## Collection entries
========

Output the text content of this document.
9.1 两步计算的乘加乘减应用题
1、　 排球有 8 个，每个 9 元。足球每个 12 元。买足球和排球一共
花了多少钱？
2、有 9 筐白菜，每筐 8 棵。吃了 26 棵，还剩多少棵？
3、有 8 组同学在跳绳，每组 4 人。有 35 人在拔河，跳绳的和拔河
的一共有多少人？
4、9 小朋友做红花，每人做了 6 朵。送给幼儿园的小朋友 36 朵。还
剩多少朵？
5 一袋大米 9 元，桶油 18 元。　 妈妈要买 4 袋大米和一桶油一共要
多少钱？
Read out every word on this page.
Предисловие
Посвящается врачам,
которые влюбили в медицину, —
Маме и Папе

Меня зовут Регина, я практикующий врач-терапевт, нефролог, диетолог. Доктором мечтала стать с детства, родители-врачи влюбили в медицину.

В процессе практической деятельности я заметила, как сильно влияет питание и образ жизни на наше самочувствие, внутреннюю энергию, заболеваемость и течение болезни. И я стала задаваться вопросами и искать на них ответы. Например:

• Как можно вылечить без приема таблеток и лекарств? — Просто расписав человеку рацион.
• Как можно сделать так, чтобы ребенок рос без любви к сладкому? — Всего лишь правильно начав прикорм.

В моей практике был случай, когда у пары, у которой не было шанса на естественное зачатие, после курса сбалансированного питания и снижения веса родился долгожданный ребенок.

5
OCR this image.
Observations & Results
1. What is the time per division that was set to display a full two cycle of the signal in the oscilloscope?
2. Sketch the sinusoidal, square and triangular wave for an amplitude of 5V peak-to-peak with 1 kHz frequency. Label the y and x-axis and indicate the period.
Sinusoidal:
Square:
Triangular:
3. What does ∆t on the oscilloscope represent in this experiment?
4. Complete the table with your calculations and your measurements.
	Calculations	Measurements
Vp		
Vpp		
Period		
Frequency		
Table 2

========

## Work to be completed
Your task is to transcribe the material exactly.

## Full output
Output the text content of this document.
9.1 两步计算的乘加乘减应用题
1、　 排球有 8 个，每个 9 元。足球每个 12 元。买足球和排球一共
花了多少钱？
2、有 9 筐白菜，每筐 8 棵。吃了 26 棵，还剩多少棵？
3、有 8 组同学在跳绳，每组 4 人。有 35 人在拔河，跳绳的和拔河
的一共有多少人？
4、9 小朋友做红花，每人做了 6 朵。送给幼儿园的小朋友 36 朵。还
剩多少朵？
5 一袋大米 9 元，桶油 18 元。　 妈妈要买 4 袋大米和一桶油一共要
多少钱？
Read out every word on this page.
Предисловие
Посвящается врачам,
которые влюбили в медицину, —
Маме и Папе

Меня зовут Регина, я практикующий врач-терапевт, нефролог, диетолог. Доктором мечтала стать с детства, родители-врачи влюбили в медицину.

В процессе практической деятельности я заметила, как сильно влияет питание и образ жизни на наше самочувствие, внутреннюю энергию, заболеваемость и течение болезни. И я стала задаваться вопросами и искать на них ответы. Например:

• Как можно вылечить без приема таблеток и лекарств? — Просто расписав человеку рацион.
• Как можно сделать так, чтобы ребенок рос без любви к сладкому? — Всего лишь правильно начав прикорм.

В моей практике был случай, когда у пары, у которой не было шанса на естественное зачатие, после курса сбалансированного питания и снижения веса родился долгожданный ребенок.

5
OCR this image.
Observations & Results
1. What is the time per division that was set to display a full two cycle of the signal in the oscilloscope?
2. Sketch the sinusoidal, square and triangular wave for an amplitude of 5V peak-to-peak with 1 kHz frequency. Label the y and x-axis and indicate the period.
Sinusoidal:
Square:
Triangular:
3. What does ∆t on the oscilloscope represent in this experiment?
4. Complete the table with your calculations and your measurements.
	Calculations	Measurements
Vp		
Vpp		
Period		
Frequency		
Table 2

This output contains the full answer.